*** Data supplied

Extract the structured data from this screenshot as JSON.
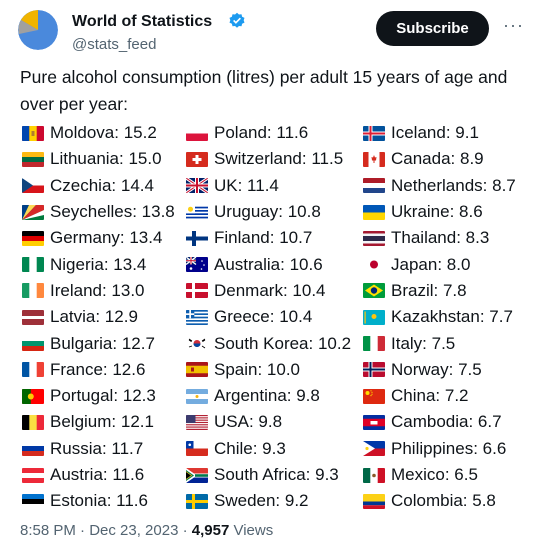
{
  "account": {
    "name": "World of Statistics",
    "handle": "@stats_feed",
    "subscribe_label": "Subscribe"
  },
  "tweet": {
    "text": "Pure alcohol consumption (litres) per adult 15 years of age and over per year:"
  },
  "columns": [
    [
      {
        "label": "Moldova: 15.2",
        "flag": "moldova-flag"
      },
      {
        "label": "Lithuania: 15.0",
        "flag": "lithuania-flag"
      },
      {
        "label": "Czechia: 14.4",
        "flag": "czechia-flag"
      },
      {
        "label": "Seychelles: 13.8",
        "flag": "seychelles-flag"
      },
      {
        "label": "Germany: 13.4",
        "flag": "germany-flag"
      },
      {
        "label": "Nigeria: 13.4",
        "flag": "nigeria-flag"
      },
      {
        "label": "Ireland: 13.0",
        "flag": "ireland-flag"
      },
      {
        "label": "Latvia: 12.9",
        "flag": "latvia-flag"
      },
      {
        "label": "Bulgaria: 12.7",
        "flag": "bulgaria-flag"
      },
      {
        "label": "France: 12.6",
        "flag": "france-flag"
      },
      {
        "label": "Portugal: 12.3",
        "flag": "portugal-flag"
      },
      {
        "label": "Belgium: 12.1",
        "flag": "belgium-flag"
      },
      {
        "label": "Russia: 11.7",
        "flag": "russia-flag"
      },
      {
        "label": "Austria: 11.6",
        "flag": "austria-flag"
      },
      {
        "label": "Estonia: 11.6",
        "flag": "estonia-flag"
      }
    ],
    [
      {
        "label": "Poland: 11.6",
        "flag": "poland-flag"
      },
      {
        "label": "Switzerland: 11.5",
        "flag": "switzerland-flag"
      },
      {
        "label": "UK: 11.4",
        "flag": "uk-flag"
      },
      {
        "label": "Uruguay: 10.8",
        "flag": "uruguay-flag"
      },
      {
        "label": "Finland: 10.7",
        "flag": "finland-flag"
      },
      {
        "label": "Australia: 10.6",
        "flag": "australia-flag"
      },
      {
        "label": "Denmark: 10.4",
        "flag": "denmark-flag"
      },
      {
        "label": "Greece: 10.4",
        "flag": "greece-flag"
      },
      {
        "label": "South Korea: 10.2",
        "flag": "south-korea-flag"
      },
      {
        "label": "Spain: 10.0",
        "flag": "spain-flag"
      },
      {
        "label": "Argentina: 9.8",
        "flag": "argentina-flag"
      },
      {
        "label": "USA: 9.8",
        "flag": "usa-flag"
      },
      {
        "label": "Chile: 9.3",
        "flag": "chile-flag"
      },
      {
        "label": "South Africa: 9.3",
        "flag": "south-africa-flag"
      },
      {
        "label": "Sweden: 9.2",
        "flag": "sweden-flag"
      }
    ],
    [
      {
        "label": "Iceland: 9.1",
        "flag": "iceland-flag"
      },
      {
        "label": "Canada: 8.9",
        "flag": "canada-flag"
      },
      {
        "label": "Netherlands: 8.7",
        "flag": "netherlands-flag"
      },
      {
        "label": "Ukraine: 8.6",
        "flag": "ukraine-flag"
      },
      {
        "label": "Thailand: 8.3",
        "flag": "thailand-flag"
      },
      {
        "label": "Japan: 8.0",
        "flag": "japan-flag"
      },
      {
        "label": "Brazil: 7.8",
        "flag": "brazil-flag"
      },
      {
        "label": "Kazakhstan: 7.7",
        "flag": "kazakhstan-flag"
      },
      {
        "label": "Italy: 7.5",
        "flag": "italy-flag"
      },
      {
        "label": "Norway: 7.5",
        "flag": "norway-flag"
      },
      {
        "label": "China: 7.2",
        "flag": "china-flag"
      },
      {
        "label": "Cambodia: 6.7",
        "flag": "cambodia-flag"
      },
      {
        "label": "Philippines: 6.6",
        "flag": "philippines-flag"
      },
      {
        "label": "Mexico: 6.5",
        "flag": "mexico-flag"
      },
      {
        "label": "Colombia: 5.8",
        "flag": "colombia-flag"
      }
    ]
  ],
  "footer": {
    "time": "8:58 PM · Dec 23, 2023 · ",
    "views_count": "4,957",
    "views_label": " Views"
  },
  "colors": {
    "text": "#0f1419",
    "secondary": "#536471",
    "verified": "#1d9bf0"
  }
}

******

- Given problem -
Exactly as written, return every line of the listing, but not the pictures.

- Exercise answer -
Extract the structured data from this screenshot as JSON.
{
  "account": {
    "name": "World of Statistics",
    "handle": "@stats_feed",
    "subscribe_label": "Subscribe"
  },
  "tweet": {
    "text": "Pure alcohol consumption (litres) per adult 15 years of age and over per year:"
  },
  "columns": [
    [
      {
        "label": "Moldova: 15.2",
        "flag": "moldova-flag"
      },
      {
        "label": "Lithuania: 15.0",
        "flag": "lithuania-flag"
      },
      {
        "label": "Czechia: 14.4",
        "flag": "czechia-flag"
      },
      {
        "label": "Seychelles: 13.8",
        "flag": "seychelles-flag"
      },
      {
        "label": "Germany: 13.4",
        "flag": "germany-flag"
      },
      {
        "label": "Nigeria: 13.4",
        "flag": "nigeria-flag"
      },
      {
        "label": "Ireland: 13.0",
        "flag": "ireland-flag"
      },
      {
        "label": "Latvia: 12.9",
        "flag": "latvia-flag"
      },
      {
        "label": "Bulgaria: 12.7",
        "flag": "bulgaria-flag"
      },
      {
        "label": "France: 12.6",
        "flag": "france-flag"
      },
      {
        "label": "Portugal: 12.3",
        "flag": "portugal-flag"
      },
      {
        "label": "Belgium: 12.1",
        "flag": "belgium-flag"
      },
      {
        "label": "Russia: 11.7",
        "flag": "russia-flag"
      },
      {
        "label": "Austria: 11.6",
        "flag": "austria-flag"
      },
      {
        "label": "Estonia: 11.6",
        "flag": "estonia-flag"
      }
    ],
    [
      {
        "label": "Poland: 11.6",
        "flag": "poland-flag"
      },
      {
        "label": "Switzerland: 11.5",
        "flag": "switzerland-flag"
      },
      {
        "label": "UK: 11.4",
        "flag": "uk-flag"
      },
      {
        "label": "Uruguay: 10.8",
        "flag": "uruguay-flag"
      },
      {
        "label": "Finland: 10.7",
        "flag": "finland-flag"
      },
      {
        "label": "Australia: 10.6",
        "flag": "australia-flag"
      },
      {
        "label": "Denmark: 10.4",
        "flag": "denmark-flag"
      },
      {
        "label": "Greece: 10.4",
        "flag": "greece-flag"
      },
      {
        "label": "South Korea: 10.2",
        "flag": "south-korea-flag"
      },
      {
        "label": "Spain: 10.0",
        "flag": "spain-flag"
      },
      {
        "label": "Argentina: 9.8",
        "flag": "argentina-flag"
      },
      {
        "label": "USA: 9.8",
        "flag": "usa-flag"
      },
      {
        "label": "Chile: 9.3",
        "flag": "chile-flag"
      },
      {
        "label": "South Africa: 9.3",
        "flag": "south-africa-flag"
      },
      {
        "label": "Sweden: 9.2",
        "flag": "sweden-flag"
      }
    ],
    [
      {
        "label": "Iceland: 9.1",
        "flag": "iceland-flag"
      },
      {
        "label": "Canada: 8.9",
        "flag": "canada-flag"
      },
      {
        "label": "Netherlands: 8.7",
        "flag": "netherlands-flag"
      },
      {
        "label": "Ukraine: 8.6",
        "flag": "ukraine-flag"
      },
      {
        "label": "Thailand: 8.3",
        "flag": "thailand-flag"
      },
      {
        "label": "Japan: 8.0",
        "flag": "japan-flag"
      },
      {
        "label": "Brazil: 7.8",
        "flag": "brazil-flag"
      },
      {
        "label": "Kazakhstan: 7.7",
        "flag": "kazakhstan-flag"
      },
      {
        "label": "Italy: 7.5",
        "flag": "italy-flag"
      },
      {
        "label": "Norway: 7.5",
        "flag": "norway-flag"
      },
      {
        "label": "China: 7.2",
        "flag": "china-flag"
      },
      {
        "label": "Cambodia: 6.7",
        "flag": "cambodia-flag"
      },
      {
        "label": "Philippines: 6.6",
        "flag": "philippines-flag"
      },
      {
        "label": "Mexico: 6.5",
        "flag": "mexico-flag"
      },
      {
        "label": "Colombia: 5.8",
        "flag": "colombia-flag"
      }
    ]
  ],
  "footer": {
    "time": "8:58 PM · Dec 23, 2023 · ",
    "views_count": "4,957",
    "views_label": " Views"
  },
  "colors": {
    "text": "#0f1419",
    "secondary": "#536471",
    "verified": "#1d9bf0"
  }
}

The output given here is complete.